Given exercise: All the data should come back exactly as it was given.

Items:

┄┄┄┄┄┄

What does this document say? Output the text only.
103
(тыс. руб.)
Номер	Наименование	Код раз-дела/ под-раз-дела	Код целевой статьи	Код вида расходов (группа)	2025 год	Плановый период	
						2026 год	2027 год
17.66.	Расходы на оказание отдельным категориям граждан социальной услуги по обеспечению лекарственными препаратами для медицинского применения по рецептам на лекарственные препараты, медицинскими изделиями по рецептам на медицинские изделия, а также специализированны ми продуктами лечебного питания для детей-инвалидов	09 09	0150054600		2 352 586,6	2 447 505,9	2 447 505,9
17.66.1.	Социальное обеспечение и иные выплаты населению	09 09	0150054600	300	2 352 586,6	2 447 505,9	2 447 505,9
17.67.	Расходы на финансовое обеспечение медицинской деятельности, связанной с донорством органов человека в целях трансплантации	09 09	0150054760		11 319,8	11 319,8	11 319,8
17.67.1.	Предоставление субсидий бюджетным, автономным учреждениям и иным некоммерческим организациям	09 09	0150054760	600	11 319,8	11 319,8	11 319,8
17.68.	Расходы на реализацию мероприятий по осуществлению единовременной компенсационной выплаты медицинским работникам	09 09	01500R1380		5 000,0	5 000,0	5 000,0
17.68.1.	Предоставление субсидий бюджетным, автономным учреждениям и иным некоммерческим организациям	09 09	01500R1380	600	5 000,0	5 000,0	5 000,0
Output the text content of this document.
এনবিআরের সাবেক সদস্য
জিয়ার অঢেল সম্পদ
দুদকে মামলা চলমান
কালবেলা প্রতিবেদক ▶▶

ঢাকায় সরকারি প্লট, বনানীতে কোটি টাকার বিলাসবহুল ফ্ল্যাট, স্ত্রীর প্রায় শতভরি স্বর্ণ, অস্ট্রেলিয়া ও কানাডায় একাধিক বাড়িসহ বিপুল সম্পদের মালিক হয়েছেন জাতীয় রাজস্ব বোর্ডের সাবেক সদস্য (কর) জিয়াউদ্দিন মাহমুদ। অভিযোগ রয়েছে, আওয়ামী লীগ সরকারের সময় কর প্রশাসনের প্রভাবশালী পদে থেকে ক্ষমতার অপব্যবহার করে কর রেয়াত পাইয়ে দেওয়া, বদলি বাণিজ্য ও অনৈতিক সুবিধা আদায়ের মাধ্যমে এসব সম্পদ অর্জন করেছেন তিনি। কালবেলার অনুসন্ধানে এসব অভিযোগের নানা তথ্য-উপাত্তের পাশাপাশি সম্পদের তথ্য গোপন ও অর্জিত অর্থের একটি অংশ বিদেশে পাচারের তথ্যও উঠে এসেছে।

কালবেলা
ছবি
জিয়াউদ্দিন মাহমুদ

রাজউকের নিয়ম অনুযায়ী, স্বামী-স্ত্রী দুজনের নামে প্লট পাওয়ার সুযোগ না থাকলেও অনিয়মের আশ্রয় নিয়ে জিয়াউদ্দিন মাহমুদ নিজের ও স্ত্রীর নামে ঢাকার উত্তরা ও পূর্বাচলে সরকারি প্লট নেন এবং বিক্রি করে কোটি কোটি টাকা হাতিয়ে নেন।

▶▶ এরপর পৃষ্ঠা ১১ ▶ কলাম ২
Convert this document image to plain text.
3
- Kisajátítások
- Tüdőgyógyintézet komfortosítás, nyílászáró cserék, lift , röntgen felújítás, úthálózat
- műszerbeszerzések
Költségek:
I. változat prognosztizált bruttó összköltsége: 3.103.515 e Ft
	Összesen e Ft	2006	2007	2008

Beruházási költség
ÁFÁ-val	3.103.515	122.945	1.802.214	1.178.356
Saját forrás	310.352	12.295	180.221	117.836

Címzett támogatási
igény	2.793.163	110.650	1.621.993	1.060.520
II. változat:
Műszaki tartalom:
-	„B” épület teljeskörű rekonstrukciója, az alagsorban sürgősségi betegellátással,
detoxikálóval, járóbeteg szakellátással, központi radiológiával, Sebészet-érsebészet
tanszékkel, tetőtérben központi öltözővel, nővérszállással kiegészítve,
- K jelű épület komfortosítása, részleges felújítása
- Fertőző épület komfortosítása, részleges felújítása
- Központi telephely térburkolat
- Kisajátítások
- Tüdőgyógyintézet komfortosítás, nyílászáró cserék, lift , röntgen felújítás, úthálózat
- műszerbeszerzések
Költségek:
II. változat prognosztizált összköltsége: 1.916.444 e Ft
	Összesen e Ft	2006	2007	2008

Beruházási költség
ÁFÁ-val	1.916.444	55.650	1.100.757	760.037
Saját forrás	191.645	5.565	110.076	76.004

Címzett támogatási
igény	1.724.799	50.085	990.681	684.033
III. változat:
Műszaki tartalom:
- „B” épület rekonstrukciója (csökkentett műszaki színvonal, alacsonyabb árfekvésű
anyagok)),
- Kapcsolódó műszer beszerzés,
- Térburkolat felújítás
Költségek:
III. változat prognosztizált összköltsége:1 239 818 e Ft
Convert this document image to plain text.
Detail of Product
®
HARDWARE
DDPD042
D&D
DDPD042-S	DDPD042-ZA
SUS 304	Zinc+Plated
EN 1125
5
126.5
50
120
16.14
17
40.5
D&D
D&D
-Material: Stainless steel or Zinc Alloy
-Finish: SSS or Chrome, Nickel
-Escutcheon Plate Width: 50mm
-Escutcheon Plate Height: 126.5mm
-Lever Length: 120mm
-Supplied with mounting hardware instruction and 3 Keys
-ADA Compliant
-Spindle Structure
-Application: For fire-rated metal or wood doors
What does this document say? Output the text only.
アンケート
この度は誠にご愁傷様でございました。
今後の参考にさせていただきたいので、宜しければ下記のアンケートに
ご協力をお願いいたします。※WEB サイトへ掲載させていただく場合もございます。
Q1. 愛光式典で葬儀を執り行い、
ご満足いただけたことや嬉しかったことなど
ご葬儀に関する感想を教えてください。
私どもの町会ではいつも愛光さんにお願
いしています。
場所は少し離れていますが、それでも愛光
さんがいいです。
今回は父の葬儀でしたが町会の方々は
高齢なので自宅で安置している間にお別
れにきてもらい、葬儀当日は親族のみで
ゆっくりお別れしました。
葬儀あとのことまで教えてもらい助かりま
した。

┄┄┄┄┄┄

Final answer:
What does this document say? Output the text only.
103
(тыс. руб.)
Номер	Наименование	Код раз-дела/ под-раз-дела	Код целевой статьи	Код вида расходов (группа)	2025 год	Плановый период	
						2026 год	2027 год
17.66.	Расходы на оказание отдельным категориям граждан социальной услуги по обеспечению лекарственными препаратами для медицинского применения по рецептам на лекарственные препараты, медицинскими изделиями по рецептам на медицинские изделия, а также специализированны ми продуктами лечебного питания для детей-инвалидов	09 09	0150054600		2 352 586,6	2 447 505,9	2 447 505,9
17.66.1.	Социальное обеспечение и иные выплаты населению	09 09	0150054600	300	2 352 586,6	2 447 505,9	2 447 505,9
17.67.	Расходы на финансовое обеспечение медицинской деятельности, связанной с донорством органов человека в целях трансплантации	09 09	0150054760		11 319,8	11 319,8	11 319,8
17.67.1.	Предоставление субсидий бюджетным, автономным учреждениям и иным некоммерческим организациям	09 09	0150054760	600	11 319,8	11 319,8	11 319,8
17.68.	Расходы на реализацию мероприятий по осуществлению единовременной компенсационной выплаты медицинским работникам	09 09	01500R1380		5 000,0	5 000,0	5 000,0
17.68.1.	Предоставление субсидий бюджетным, автономным учреждениям и иным некоммерческим организациям	09 09	01500R1380	600	5 000,0	5 000,0	5 000,0
Output the text content of this document.
এনবিআরের সাবেক সদস্য
জিয়ার অঢেল সম্পদ
দুদকে মামলা চলমান
কালবেলা প্রতিবেদক ▶▶

ঢাকায় সরকারি প্লট, বনানীতে কোটি টাকার বিলাসবহুল ফ্ল্যাট, স্ত্রীর প্রায় শতভরি স্বর্ণ, অস্ট্রেলিয়া ও কানাডায় একাধিক বাড়িসহ বিপুল সম্পদের মালিক হয়েছেন জাতীয় রাজস্ব বোর্ডের সাবেক সদস্য (কর) জিয়াউদ্দিন মাহমুদ। অভিযোগ রয়েছে, আওয়ামী লীগ সরকারের সময় কর প্রশাসনের প্রভাবশালী পদে থেকে ক্ষমতার অপব্যবহার করে কর রেয়াত পাইয়ে দেওয়া, বদলি বাণিজ্য ও অনৈতিক সুবিধা আদায়ের মাধ্যমে এসব সম্পদ অর্জন করেছেন তিনি। কালবেলার অনুসন্ধানে এসব অভিযোগের নানা তথ্য-উপাত্তের পাশাপাশি সম্পদের তথ্য গোপন ও অর্জিত অর্থের একটি অংশ বিদেশে পাচারের তথ্যও উঠে এসেছে।

কালবেলা
ছবি
জিয়াউদ্দিন মাহমুদ

রাজউকের নিয়ম অনুযায়ী, স্বামী-স্ত্রী দুজনের নামে প্লট পাওয়ার সুযোগ না থাকলেও অনিয়মের আশ্রয় নিয়ে জিয়াউদ্দিন মাহমুদ নিজের ও স্ত্রীর নামে ঢাকার উত্তরা ও পূর্বাচলে সরকারি প্লট নেন এবং বিক্রি করে কোটি কোটি টাকা হাতিয়ে নেন।

▶▶ এরপর পৃষ্ঠা ১১ ▶ কলাম ২
Convert this document image to plain text.
3
- Kisajátítások
- Tüdőgyógyintézet komfortosítás, nyílászáró cserék, lift , röntgen felújítás, úthálózat
- műszerbeszerzések
Költségek:
I. változat prognosztizált bruttó összköltsége: 3.103.515 e Ft
	Összesen e Ft	2006	2007	2008

Beruházási költség
ÁFÁ-val	3.103.515	122.945	1.802.214	1.178.356
Saját forrás	310.352	12.295	180.221	117.836

Címzett támogatási
igény	2.793.163	110.650	1.621.993	1.060.520
II. változat:
Műszaki tartalom:
-	„B” épület teljeskörű rekonstrukciója, az alagsorban sürgősségi betegellátással,
detoxikálóval, járóbeteg szakellátással, központi radiológiával, Sebészet-érsebészet
tanszékkel, tetőtérben központi öltözővel, nővérszállással kiegészítve,
- K jelű épület komfortosítása, részleges felújítása
- Fertőző épület komfortosítása, részleges felújítása
- Központi telephely térburkolat
- Kisajátítások
- Tüdőgyógyintézet komfortosítás, nyílászáró cserék, lift , röntgen felújítás, úthálózat
- műszerbeszerzések
Költségek:
II. változat prognosztizált összköltsége: 1.916.444 e Ft
	Összesen e Ft	2006	2007	2008

Beruházási költség
ÁFÁ-val	1.916.444	55.650	1.100.757	760.037
Saját forrás	191.645	5.565	110.076	76.004

Címzett támogatási
igény	1.724.799	50.085	990.681	684.033
III. változat:
Műszaki tartalom:
- „B” épület rekonstrukciója (csökkentett műszaki színvonal, alacsonyabb árfekvésű
anyagok)),
- Kapcsolódó műszer beszerzés,
- Térburkolat felújítás
Költségek:
III. változat prognosztizált összköltsége:1 239 818 e Ft
Convert this document image to plain text.
Detail of Product
®
HARDWARE
DDPD042
D&D
DDPD042-S	DDPD042-ZA
SUS 304	Zinc+Plated
EN 1125
5
126.5
50
120
16.14
17
40.5
D&D
D&D
-Material: Stainless steel or Zinc Alloy
-Finish: SSS or Chrome, Nickel
-Escutcheon Plate Width: 50mm
-Escutcheon Plate Height: 126.5mm
-Lever Length: 120mm
-Supplied with mounting hardware instruction and 3 Keys
-ADA Compliant
-Spindle Structure
-Application: For fire-rated metal or wood doors
What does this document say? Output the text only.
アンケート
この度は誠にご愁傷様でございました。
今後の参考にさせていただきたいので、宜しければ下記のアンケートに
ご協力をお願いいたします。※WEB サイトへ掲載させていただく場合もございます。
Q1. 愛光式典で葬儀を執り行い、
ご満足いただけたことや嬉しかったことなど
ご葬儀に関する感想を教えてください。
私どもの町会ではいつも愛光さんにお願
いしています。
場所は少し離れていますが、それでも愛光
さんがいいです。
今回は父の葬儀でしたが町会の方々は
高齢なので自宅で安置している間にお別
れにきてもらい、葬儀当日は親族のみで
ゆっくりお別れしました。
葬儀あとのことまで教えてもらい助かりま
した。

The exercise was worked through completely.